* WRITTEN TASK: Count how many lines hold the string "description", and give only that number.

* DATA RECORDS:
Start

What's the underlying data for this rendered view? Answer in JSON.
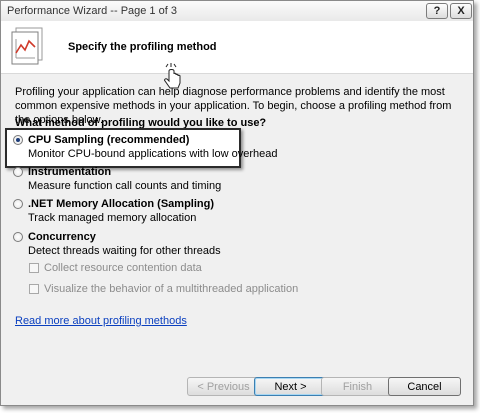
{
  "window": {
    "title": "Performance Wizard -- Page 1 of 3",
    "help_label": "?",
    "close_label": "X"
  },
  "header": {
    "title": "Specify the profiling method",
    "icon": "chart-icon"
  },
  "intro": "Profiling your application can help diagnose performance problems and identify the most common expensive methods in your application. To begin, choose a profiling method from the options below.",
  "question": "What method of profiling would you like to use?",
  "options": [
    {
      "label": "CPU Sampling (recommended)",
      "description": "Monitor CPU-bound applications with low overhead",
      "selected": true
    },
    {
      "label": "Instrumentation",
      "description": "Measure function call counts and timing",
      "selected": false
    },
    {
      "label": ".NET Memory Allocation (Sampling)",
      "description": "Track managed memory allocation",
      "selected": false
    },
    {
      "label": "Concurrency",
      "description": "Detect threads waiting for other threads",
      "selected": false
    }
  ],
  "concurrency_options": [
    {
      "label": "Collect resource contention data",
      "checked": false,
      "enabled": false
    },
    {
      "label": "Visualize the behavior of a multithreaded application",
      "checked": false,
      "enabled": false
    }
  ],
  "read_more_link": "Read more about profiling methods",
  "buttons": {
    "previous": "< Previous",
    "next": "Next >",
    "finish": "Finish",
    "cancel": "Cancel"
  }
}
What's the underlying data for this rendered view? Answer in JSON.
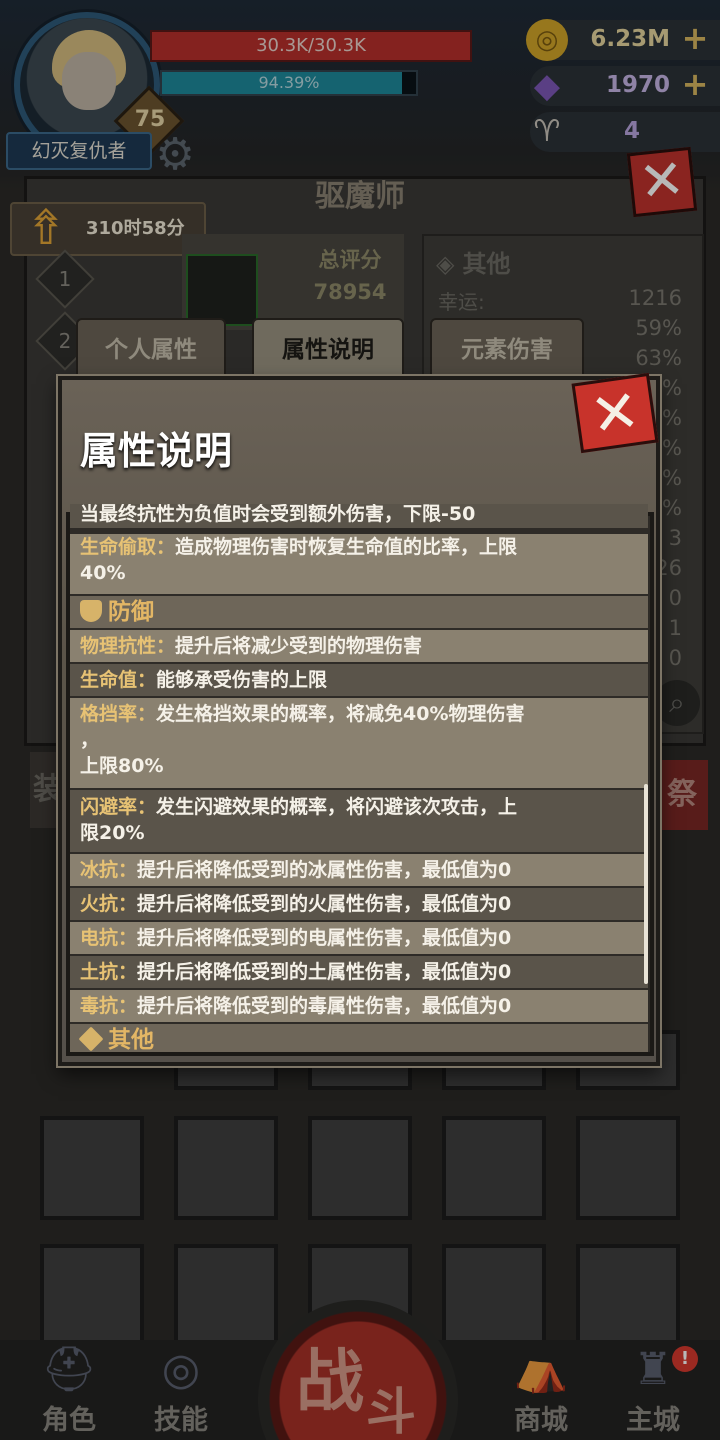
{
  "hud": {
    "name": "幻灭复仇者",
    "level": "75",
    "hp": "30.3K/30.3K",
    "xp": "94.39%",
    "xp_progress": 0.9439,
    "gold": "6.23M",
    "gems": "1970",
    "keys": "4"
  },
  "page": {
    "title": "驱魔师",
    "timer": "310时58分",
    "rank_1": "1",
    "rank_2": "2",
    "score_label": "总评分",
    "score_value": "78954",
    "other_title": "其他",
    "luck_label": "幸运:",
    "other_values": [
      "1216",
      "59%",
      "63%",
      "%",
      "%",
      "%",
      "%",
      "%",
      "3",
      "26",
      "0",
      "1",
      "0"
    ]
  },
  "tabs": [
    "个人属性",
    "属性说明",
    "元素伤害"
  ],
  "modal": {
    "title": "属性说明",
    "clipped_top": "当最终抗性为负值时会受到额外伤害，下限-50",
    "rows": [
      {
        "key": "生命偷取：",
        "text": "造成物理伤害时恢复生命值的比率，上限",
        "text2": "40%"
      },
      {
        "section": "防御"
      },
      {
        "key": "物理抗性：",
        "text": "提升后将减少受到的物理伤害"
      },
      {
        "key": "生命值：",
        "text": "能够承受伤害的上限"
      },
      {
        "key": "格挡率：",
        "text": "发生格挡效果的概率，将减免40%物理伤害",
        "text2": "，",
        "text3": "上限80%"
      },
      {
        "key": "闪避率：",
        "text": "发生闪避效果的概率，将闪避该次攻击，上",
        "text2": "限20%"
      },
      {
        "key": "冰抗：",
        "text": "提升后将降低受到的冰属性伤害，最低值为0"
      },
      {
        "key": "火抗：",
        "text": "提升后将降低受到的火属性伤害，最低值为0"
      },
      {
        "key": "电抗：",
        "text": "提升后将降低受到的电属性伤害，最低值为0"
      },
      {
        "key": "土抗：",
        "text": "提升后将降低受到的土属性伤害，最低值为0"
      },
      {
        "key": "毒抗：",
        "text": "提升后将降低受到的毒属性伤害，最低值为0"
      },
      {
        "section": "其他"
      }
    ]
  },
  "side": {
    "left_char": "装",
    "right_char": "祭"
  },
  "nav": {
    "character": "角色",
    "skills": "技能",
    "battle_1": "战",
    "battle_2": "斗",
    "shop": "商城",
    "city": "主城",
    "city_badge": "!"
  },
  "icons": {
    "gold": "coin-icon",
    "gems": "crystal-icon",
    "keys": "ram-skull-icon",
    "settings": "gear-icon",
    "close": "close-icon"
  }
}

End
Start

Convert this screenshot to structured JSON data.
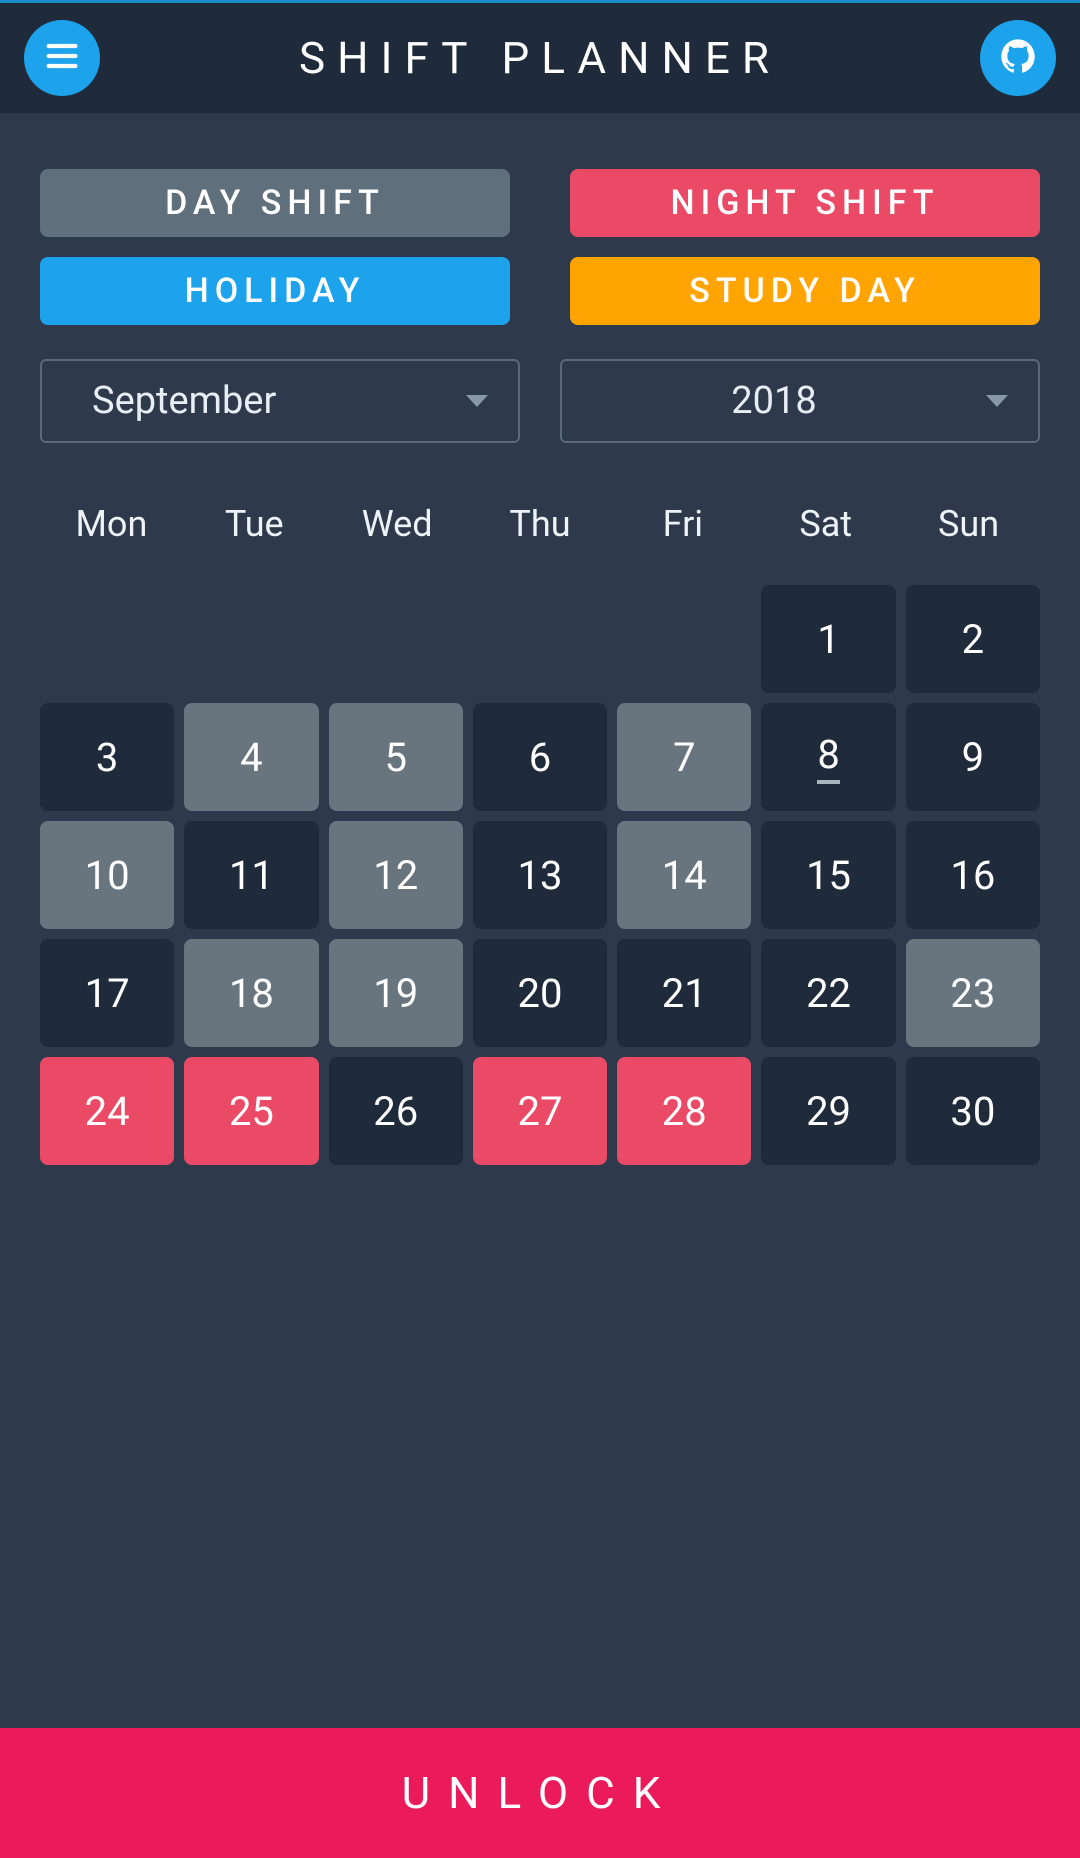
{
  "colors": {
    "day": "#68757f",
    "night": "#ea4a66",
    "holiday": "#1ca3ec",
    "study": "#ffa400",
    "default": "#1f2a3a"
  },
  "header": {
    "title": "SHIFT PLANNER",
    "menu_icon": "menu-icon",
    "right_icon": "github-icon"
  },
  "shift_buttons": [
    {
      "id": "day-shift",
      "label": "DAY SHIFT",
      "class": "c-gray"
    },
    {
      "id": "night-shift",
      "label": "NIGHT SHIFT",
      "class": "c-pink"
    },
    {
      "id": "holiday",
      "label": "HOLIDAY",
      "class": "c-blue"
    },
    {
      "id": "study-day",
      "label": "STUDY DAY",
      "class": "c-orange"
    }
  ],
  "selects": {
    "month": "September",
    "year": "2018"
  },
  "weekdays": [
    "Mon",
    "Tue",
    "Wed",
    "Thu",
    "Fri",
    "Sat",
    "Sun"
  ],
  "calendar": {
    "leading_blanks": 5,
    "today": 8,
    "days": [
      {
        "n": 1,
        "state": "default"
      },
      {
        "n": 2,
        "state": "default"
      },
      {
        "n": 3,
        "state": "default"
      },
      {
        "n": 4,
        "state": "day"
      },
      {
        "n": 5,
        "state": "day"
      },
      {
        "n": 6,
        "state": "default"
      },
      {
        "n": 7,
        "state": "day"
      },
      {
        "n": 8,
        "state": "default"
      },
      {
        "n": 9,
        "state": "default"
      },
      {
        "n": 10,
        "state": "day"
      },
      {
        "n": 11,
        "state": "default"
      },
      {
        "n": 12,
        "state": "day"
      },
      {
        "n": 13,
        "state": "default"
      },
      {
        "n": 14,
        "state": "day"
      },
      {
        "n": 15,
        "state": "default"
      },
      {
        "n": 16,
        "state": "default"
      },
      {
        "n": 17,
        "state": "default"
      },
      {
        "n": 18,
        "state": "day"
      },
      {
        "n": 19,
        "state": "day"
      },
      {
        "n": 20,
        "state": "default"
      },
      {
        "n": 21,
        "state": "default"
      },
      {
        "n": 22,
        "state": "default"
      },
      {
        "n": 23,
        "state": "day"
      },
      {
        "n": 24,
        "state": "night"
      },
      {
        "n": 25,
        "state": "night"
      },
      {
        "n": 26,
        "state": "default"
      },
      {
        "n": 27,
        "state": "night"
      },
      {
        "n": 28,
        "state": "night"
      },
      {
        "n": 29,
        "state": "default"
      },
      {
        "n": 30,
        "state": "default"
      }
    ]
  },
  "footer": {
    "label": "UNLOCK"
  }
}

End

* COMPLETE ANSWER: 4